Each line that holds the word "clouds" is to be identified and copied.

>> Begin

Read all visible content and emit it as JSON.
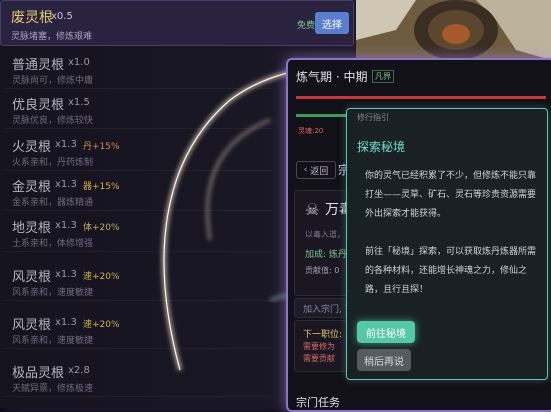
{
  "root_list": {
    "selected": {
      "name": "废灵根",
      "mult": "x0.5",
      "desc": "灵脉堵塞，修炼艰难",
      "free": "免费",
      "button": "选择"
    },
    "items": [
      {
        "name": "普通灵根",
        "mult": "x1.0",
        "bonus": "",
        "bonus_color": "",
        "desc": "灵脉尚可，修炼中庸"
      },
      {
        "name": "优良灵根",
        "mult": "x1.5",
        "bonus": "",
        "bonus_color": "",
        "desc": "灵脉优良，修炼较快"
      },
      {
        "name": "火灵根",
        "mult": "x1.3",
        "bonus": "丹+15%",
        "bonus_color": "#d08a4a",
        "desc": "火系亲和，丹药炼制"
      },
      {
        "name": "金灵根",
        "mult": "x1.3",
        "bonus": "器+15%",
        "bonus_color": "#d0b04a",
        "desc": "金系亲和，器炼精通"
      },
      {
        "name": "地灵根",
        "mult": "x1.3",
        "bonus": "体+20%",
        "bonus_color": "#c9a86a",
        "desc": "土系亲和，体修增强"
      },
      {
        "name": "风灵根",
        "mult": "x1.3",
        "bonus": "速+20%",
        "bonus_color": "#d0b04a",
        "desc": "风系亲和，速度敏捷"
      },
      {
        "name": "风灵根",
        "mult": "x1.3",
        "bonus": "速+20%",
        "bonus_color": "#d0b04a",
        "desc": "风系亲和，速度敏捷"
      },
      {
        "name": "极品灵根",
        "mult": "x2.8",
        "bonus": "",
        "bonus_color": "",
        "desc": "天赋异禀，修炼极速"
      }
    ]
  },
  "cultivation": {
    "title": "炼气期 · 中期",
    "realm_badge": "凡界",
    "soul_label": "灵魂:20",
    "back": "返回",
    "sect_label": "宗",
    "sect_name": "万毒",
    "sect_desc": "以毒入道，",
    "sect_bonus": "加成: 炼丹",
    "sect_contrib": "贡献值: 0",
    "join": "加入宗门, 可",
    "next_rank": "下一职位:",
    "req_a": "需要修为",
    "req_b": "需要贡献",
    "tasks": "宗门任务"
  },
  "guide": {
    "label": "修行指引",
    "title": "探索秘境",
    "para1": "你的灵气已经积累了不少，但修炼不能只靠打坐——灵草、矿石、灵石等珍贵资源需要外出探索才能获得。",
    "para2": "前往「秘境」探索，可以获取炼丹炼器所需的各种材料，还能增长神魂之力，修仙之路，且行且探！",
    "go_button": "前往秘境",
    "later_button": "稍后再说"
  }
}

>> End
>> Begin

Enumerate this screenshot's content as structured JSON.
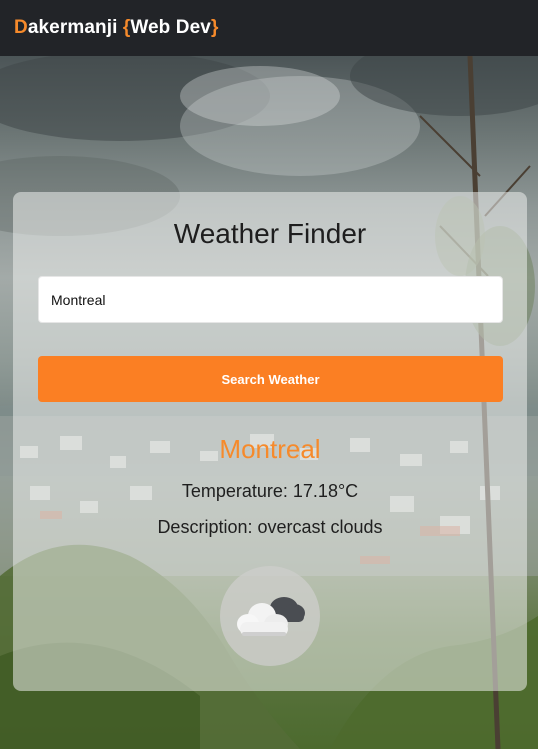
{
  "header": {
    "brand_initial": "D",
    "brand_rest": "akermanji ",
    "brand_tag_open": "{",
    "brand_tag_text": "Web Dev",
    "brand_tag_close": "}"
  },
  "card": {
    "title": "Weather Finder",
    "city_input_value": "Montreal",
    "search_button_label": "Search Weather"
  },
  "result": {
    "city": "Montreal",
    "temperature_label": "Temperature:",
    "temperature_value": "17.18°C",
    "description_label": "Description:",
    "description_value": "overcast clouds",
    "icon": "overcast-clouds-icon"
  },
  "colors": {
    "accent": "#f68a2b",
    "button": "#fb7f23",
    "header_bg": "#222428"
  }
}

>> End

EXERCISE ANSWER
    "description_value": "overcast clouds",
    "icon": "overcast-clouds-icon"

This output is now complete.